▸ **Set task**
From the line containing "Output a JSON" to the last line of the data below, copy everything exactly and nothing else; pictures stay out.

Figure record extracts
┌────────

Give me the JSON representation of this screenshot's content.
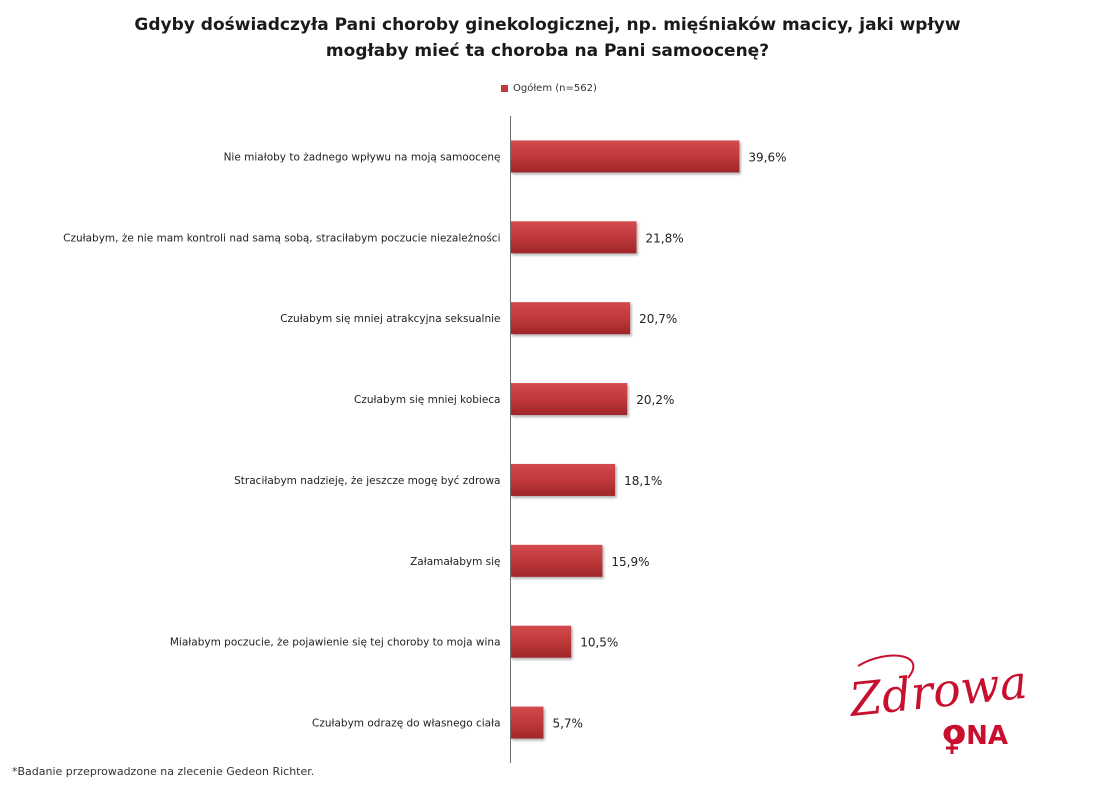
{
  "chart_data": {
    "type": "bar",
    "orientation": "horizontal",
    "title": "Gdyby doświadczyła Pani choroby ginekologicznej, np. mięśniaków macicy, jaki wpływ\nmogłaby mieć ta choroba na Pani samoocenę?",
    "legend_position": "top-center",
    "grid": false,
    "value_suffix": "%",
    "xlim": [
      0,
      100
    ],
    "categories": [
      "Nie miałoby to żadnego wpływu na moją samoocenę",
      "Czułabym, że nie mam kontroli nad samą sobą, straciłabym poczucie niezależności",
      "Czułabym się mniej atrakcyjna seksualnie",
      "Czułabym się mniej kobieca",
      "Straciłabym nadzieję, że jeszcze mogę być zdrowa",
      "Załamałabym się",
      "Miałabym poczucie, że pojawienie się tej choroby to moja wina",
      "Czułabym odrazę do własnego ciała"
    ],
    "series": [
      {
        "name": "Ogółem (n=562)",
        "color": "#c0393b",
        "values": [
          39.6,
          21.8,
          20.7,
          20.2,
          18.1,
          15.9,
          10.5,
          5.7
        ],
        "labels": [
          "39,6%",
          "21,8%",
          "20,7%",
          "20,2%",
          "18,1%",
          "15,9%",
          "10,5%",
          "5,7%"
        ]
      }
    ]
  },
  "footnote": "*Badanie przeprowadzone na zlecenie Gedeon Richter.",
  "logo": {
    "script_text": "Zdrowa",
    "bold_text": "ONA",
    "color": "#c8102e"
  }
}
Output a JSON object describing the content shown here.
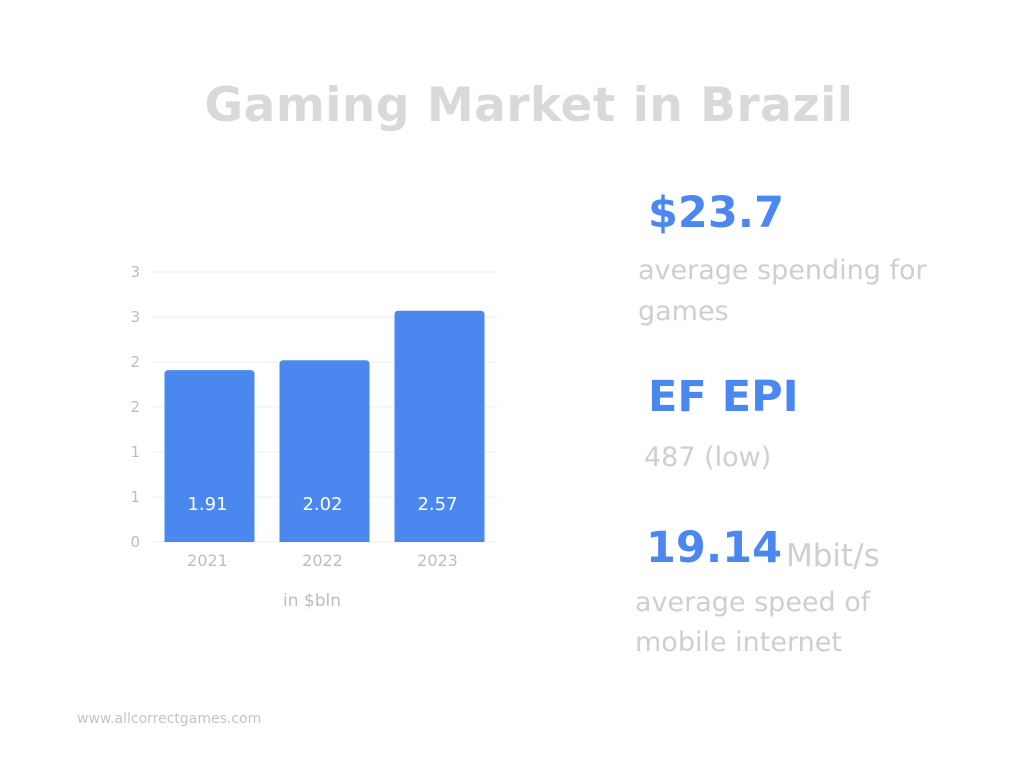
{
  "title": "Gaming Market in Brazil",
  "chart_data": {
    "type": "bar",
    "categories": [
      "2021",
      "2022",
      "2023"
    ],
    "values": [
      1.91,
      2.02,
      2.57
    ],
    "value_labels": [
      "1.91",
      "2.02",
      "2.57"
    ],
    "ytick_labels": [
      "0",
      "1",
      "1",
      "2",
      "2",
      "3",
      "3"
    ],
    "ylim": [
      0,
      3
    ],
    "xlabel": "in $bln",
    "ylabel": "",
    "grid": true,
    "bar_color": "#4a88f0"
  },
  "stats": {
    "spending": {
      "value": "$23.7",
      "line1": "average spending for",
      "line2": "games"
    },
    "efepi": {
      "value": "EF EPI",
      "text": "487 (low)"
    },
    "internet": {
      "value": "19.14",
      "unit": "Mbit/s",
      "line1": "average speed of",
      "line2": "mobile internet"
    }
  },
  "footer": "www.allcorrectgames.com",
  "colors": {
    "accent": "#4a88f0",
    "muted_text": "#cfcfcf",
    "title": "#d9d9d9"
  }
}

└────────

▸ **Answer to this task**
Output a JSON object describing the content shown here.
{
  "title": "Gaming Market in Brazil",
  "chart_data": {
    "type": "bar",
    "categories": [
      "2021",
      "2022",
      "2023"
    ],
    "values": [
      1.91,
      2.02,
      2.57
    ],
    "value_labels": [
      "1.91",
      "2.02",
      "2.57"
    ],
    "ytick_labels": [
      "0",
      "1",
      "1",
      "2",
      "2",
      "3",
      "3"
    ],
    "ylim": [
      0,
      3
    ],
    "xlabel": "in $bln",
    "ylabel": "",
    "grid": true,
    "bar_color": "#4a88f0"
  },
  "stats": {
    "spending": {
      "value": "$23.7",
      "line1": "average spending for",
      "line2": "games"
    },
    "efepi": {
      "value": "EF EPI",
      "text": "487 (low)"
    },
    "internet": {
      "value": "19.14",
      "unit": "Mbit/s",
      "line1": "average speed of",
      "line2": "mobile internet"
    }
  },
  "footer": "www.allcorrectgames.com",
  "colors": {
    "accent": "#4a88f0",
    "muted_text": "#cfcfcf",
    "title": "#d9d9d9"
  }
}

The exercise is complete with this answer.